-- Supplied information --
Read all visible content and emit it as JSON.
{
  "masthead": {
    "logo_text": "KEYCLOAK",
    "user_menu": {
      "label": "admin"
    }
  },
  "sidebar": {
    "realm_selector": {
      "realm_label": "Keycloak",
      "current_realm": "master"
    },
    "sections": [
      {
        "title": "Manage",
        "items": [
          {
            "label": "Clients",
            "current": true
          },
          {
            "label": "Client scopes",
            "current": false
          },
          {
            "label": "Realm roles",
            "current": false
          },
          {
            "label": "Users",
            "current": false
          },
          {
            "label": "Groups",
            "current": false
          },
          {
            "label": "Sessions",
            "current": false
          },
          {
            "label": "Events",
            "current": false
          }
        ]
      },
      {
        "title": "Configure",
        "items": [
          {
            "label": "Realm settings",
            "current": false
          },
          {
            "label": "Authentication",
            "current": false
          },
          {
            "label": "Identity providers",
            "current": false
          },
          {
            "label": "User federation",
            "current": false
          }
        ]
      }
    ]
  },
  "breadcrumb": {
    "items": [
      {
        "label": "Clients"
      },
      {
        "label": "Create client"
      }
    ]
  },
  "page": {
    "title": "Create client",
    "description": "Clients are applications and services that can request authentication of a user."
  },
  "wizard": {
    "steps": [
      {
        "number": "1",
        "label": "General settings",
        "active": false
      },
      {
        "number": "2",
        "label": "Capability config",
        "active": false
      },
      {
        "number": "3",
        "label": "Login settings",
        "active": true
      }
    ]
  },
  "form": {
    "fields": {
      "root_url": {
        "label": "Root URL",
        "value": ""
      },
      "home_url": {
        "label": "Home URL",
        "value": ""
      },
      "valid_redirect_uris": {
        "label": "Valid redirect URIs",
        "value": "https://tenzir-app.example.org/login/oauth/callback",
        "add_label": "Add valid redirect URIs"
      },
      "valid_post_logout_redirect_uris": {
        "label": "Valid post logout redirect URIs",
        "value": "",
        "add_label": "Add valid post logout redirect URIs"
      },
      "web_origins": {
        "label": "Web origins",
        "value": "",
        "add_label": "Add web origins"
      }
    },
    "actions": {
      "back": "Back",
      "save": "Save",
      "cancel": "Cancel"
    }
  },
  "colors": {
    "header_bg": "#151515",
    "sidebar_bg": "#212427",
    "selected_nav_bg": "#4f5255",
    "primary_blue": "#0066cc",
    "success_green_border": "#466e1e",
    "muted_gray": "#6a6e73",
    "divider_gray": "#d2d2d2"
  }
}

-- What you should do --
Emit the full listing verbatim.

-- Answer --
Read all visible content and emit it as JSON.
{
  "masthead": {
    "logo_text": "KEYCLOAK",
    "user_menu": {
      "label": "admin"
    }
  },
  "sidebar": {
    "realm_selector": {
      "realm_label": "Keycloak",
      "current_realm": "master"
    },
    "sections": [
      {
        "title": "Manage",
        "items": [
          {
            "label": "Clients",
            "current": true
          },
          {
            "label": "Client scopes",
            "current": false
          },
          {
            "label": "Realm roles",
            "current": false
          },
          {
            "label": "Users",
            "current": false
          },
          {
            "label": "Groups",
            "current": false
          },
          {
            "label": "Sessions",
            "current": false
          },
          {
            "label": "Events",
            "current": false
          }
        ]
      },
      {
        "title": "Configure",
        "items": [
          {
            "label": "Realm settings",
            "current": false
          },
          {
            "label": "Authentication",
            "current": false
          },
          {
            "label": "Identity providers",
            "current": false
          },
          {
            "label": "User federation",
            "current": false
          }
        ]
      }
    ]
  },
  "breadcrumb": {
    "items": [
      {
        "label": "Clients"
      },
      {
        "label": "Create client"
      }
    ]
  },
  "page": {
    "title": "Create client",
    "description": "Clients are applications and services that can request authentication of a user."
  },
  "wizard": {
    "steps": [
      {
        "number": "1",
        "label": "General settings",
        "active": false
      },
      {
        "number": "2",
        "label": "Capability config",
        "active": false
      },
      {
        "number": "3",
        "label": "Login settings",
        "active": true
      }
    ]
  },
  "form": {
    "fields": {
      "root_url": {
        "label": "Root URL",
        "value": ""
      },
      "home_url": {
        "label": "Home URL",
        "value": ""
      },
      "valid_redirect_uris": {
        "label": "Valid redirect URIs",
        "value": "https://tenzir-app.example.org/login/oauth/callback",
        "add_label": "Add valid redirect URIs"
      },
      "valid_post_logout_redirect_uris": {
        "label": "Valid post logout redirect URIs",
        "value": "",
        "add_label": "Add valid post logout redirect URIs"
      },
      "web_origins": {
        "label": "Web origins",
        "value": "",
        "add_label": "Add web origins"
      }
    },
    "actions": {
      "back": "Back",
      "save": "Save",
      "cancel": "Cancel"
    }
  },
  "colors": {
    "header_bg": "#151515",
    "sidebar_bg": "#212427",
    "selected_nav_bg": "#4f5255",
    "primary_blue": "#0066cc",
    "success_green_border": "#466e1e",
    "muted_gray": "#6a6e73",
    "divider_gray": "#d2d2d2"
  }
}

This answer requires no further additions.